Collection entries

┄┄┄┄┄┄

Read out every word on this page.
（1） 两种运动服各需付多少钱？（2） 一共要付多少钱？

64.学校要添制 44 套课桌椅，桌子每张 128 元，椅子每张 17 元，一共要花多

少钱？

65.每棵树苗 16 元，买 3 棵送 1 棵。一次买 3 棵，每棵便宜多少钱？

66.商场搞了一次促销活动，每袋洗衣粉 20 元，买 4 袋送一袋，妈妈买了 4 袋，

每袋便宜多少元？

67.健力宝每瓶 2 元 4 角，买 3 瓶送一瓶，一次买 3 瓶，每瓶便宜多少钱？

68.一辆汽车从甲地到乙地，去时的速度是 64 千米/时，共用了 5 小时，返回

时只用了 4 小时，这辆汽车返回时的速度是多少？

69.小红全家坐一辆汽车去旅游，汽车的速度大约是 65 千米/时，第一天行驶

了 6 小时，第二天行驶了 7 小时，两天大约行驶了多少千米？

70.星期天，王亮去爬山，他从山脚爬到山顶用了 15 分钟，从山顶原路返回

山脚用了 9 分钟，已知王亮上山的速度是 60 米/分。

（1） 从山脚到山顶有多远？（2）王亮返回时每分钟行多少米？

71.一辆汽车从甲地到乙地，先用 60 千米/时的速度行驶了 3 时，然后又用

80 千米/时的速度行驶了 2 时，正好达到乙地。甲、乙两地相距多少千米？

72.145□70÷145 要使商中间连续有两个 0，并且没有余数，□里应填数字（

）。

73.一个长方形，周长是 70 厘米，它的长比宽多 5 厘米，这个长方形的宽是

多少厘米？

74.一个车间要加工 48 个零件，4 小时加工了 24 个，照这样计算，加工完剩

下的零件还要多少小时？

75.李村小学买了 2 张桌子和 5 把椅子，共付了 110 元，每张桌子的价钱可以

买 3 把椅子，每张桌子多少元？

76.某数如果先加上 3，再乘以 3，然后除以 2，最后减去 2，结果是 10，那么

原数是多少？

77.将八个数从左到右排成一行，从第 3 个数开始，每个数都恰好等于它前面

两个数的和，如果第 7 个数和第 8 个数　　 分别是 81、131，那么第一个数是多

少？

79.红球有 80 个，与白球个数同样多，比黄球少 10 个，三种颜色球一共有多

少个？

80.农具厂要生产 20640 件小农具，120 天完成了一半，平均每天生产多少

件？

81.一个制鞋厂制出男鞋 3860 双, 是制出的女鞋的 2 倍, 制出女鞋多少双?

┄┄┄┄┄┄

EXERCISE: Your task is to output all of the data above word for word.

WRITTEN ANSWER:
Read out every word on this page.
（1） 两种运动服各需付多少钱？（2） 一共要付多少钱？

64.学校要添制 44 套课桌椅，桌子每张 128 元，椅子每张 17 元，一共要花多

少钱？

65.每棵树苗 16 元，买 3 棵送 1 棵。一次买 3 棵，每棵便宜多少钱？

66.商场搞了一次促销活动，每袋洗衣粉 20 元，买 4 袋送一袋，妈妈买了 4 袋，

每袋便宜多少元？

67.健力宝每瓶 2 元 4 角，买 3 瓶送一瓶，一次买 3 瓶，每瓶便宜多少钱？

68.一辆汽车从甲地到乙地，去时的速度是 64 千米/时，共用了 5 小时，返回

时只用了 4 小时，这辆汽车返回时的速度是多少？

69.小红全家坐一辆汽车去旅游，汽车的速度大约是 65 千米/时，第一天行驶

了 6 小时，第二天行驶了 7 小时，两天大约行驶了多少千米？

70.星期天，王亮去爬山，他从山脚爬到山顶用了 15 分钟，从山顶原路返回

山脚用了 9 分钟，已知王亮上山的速度是 60 米/分。

（1） 从山脚到山顶有多远？（2）王亮返回时每分钟行多少米？

71.一辆汽车从甲地到乙地，先用 60 千米/时的速度行驶了 3 时，然后又用

80 千米/时的速度行驶了 2 时，正好达到乙地。甲、乙两地相距多少千米？

72.145□70÷145 要使商中间连续有两个 0，并且没有余数，□里应填数字（

）。

73.一个长方形，周长是 70 厘米，它的长比宽多 5 厘米，这个长方形的宽是

多少厘米？

74.一个车间要加工 48 个零件，4 小时加工了 24 个，照这样计算，加工完剩

下的零件还要多少小时？

75.李村小学买了 2 张桌子和 5 把椅子，共付了 110 元，每张桌子的价钱可以

买 3 把椅子，每张桌子多少元？

76.某数如果先加上 3，再乘以 3，然后除以 2，最后减去 2，结果是 10，那么

原数是多少？

77.将八个数从左到右排成一行，从第 3 个数开始，每个数都恰好等于它前面

两个数的和，如果第 7 个数和第 8 个数　　 分别是 81、131，那么第一个数是多

少？

79.红球有 80 个，与白球个数同样多，比黄球少 10 个，三种颜色球一共有多

少个？

80.农具厂要生产 20640 件小农具，120 天完成了一半，平均每天生产多少

件？

81.一个制鞋厂制出男鞋 3860 双, 是制出的女鞋的 2 倍, 制出女鞋多少双?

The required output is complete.